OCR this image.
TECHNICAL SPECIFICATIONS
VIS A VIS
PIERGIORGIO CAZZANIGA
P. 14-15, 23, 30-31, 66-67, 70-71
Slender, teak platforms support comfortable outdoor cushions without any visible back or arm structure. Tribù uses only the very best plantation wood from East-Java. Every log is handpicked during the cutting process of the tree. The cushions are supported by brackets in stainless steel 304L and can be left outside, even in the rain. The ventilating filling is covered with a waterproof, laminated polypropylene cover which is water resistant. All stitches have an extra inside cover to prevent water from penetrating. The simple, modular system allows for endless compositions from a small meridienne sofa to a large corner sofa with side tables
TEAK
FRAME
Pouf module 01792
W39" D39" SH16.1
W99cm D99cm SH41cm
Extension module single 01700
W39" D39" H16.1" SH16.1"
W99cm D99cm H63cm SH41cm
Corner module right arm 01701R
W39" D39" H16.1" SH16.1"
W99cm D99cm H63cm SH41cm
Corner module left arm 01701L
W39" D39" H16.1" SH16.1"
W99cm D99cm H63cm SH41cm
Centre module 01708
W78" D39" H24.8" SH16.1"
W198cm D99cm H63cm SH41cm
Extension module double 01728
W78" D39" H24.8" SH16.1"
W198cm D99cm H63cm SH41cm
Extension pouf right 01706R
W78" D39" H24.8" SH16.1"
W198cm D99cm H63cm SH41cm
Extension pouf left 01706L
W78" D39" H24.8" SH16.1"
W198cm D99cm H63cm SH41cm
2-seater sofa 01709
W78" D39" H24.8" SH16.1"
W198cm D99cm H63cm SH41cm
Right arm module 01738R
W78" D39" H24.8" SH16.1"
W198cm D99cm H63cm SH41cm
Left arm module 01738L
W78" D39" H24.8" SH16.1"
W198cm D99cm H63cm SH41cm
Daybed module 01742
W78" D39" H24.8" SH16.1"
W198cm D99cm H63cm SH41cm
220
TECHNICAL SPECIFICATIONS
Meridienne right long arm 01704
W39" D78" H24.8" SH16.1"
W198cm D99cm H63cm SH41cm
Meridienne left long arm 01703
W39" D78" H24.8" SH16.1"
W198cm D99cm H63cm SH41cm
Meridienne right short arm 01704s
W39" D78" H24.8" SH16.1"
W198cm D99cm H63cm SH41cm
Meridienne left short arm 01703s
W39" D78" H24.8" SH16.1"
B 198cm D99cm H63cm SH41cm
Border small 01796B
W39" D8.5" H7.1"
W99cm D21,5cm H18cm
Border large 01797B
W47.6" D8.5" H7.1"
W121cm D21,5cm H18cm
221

* * * * * * *

Isolate the lines above that contain the word "short" and copy them.

TASK RESULT:
Meridienne right short arm 01704s
Meridienne left short arm 01703s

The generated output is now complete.